* _What you are asked to do_
Restate all of the data exactly.

* _Raw records_
** Start **

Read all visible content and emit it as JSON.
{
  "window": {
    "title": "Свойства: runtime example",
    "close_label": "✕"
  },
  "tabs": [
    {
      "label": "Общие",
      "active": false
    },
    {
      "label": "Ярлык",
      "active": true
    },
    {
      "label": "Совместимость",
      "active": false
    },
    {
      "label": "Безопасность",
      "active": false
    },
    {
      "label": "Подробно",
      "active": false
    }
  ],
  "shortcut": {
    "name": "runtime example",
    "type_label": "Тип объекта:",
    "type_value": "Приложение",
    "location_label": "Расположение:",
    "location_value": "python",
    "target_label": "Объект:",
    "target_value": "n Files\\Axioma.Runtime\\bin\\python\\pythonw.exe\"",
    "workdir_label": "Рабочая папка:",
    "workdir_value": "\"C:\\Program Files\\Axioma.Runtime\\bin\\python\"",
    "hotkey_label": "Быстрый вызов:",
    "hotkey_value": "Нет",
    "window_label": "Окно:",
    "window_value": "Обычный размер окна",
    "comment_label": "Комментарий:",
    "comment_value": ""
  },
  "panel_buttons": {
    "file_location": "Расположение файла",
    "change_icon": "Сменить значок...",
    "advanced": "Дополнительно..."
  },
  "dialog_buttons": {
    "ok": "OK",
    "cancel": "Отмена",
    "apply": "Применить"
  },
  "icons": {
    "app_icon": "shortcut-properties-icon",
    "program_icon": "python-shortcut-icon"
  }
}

** End **

* _Output_
Read all visible content and emit it as JSON.
{
  "window": {
    "title": "Свойства: runtime example",
    "close_label": "✕"
  },
  "tabs": [
    {
      "label": "Общие",
      "active": false
    },
    {
      "label": "Ярлык",
      "active": true
    },
    {
      "label": "Совместимость",
      "active": false
    },
    {
      "label": "Безопасность",
      "active": false
    },
    {
      "label": "Подробно",
      "active": false
    }
  ],
  "shortcut": {
    "name": "runtime example",
    "type_label": "Тип объекта:",
    "type_value": "Приложение",
    "location_label": "Расположение:",
    "location_value": "python",
    "target_label": "Объект:",
    "target_value": "n Files\\Axioma.Runtime\\bin\\python\\pythonw.exe\"",
    "workdir_label": "Рабочая папка:",
    "workdir_value": "\"C:\\Program Files\\Axioma.Runtime\\bin\\python\"",
    "hotkey_label": "Быстрый вызов:",
    "hotkey_value": "Нет",
    "window_label": "Окно:",
    "window_value": "Обычный размер окна",
    "comment_label": "Комментарий:",
    "comment_value": ""
  },
  "panel_buttons": {
    "file_location": "Расположение файла",
    "change_icon": "Сменить значок...",
    "advanced": "Дополнительно..."
  },
  "dialog_buttons": {
    "ok": "OK",
    "cancel": "Отмена",
    "apply": "Применить"
  },
  "icons": {
    "app_icon": "shortcut-properties-icon",
    "program_icon": "python-shortcut-icon"
  }
}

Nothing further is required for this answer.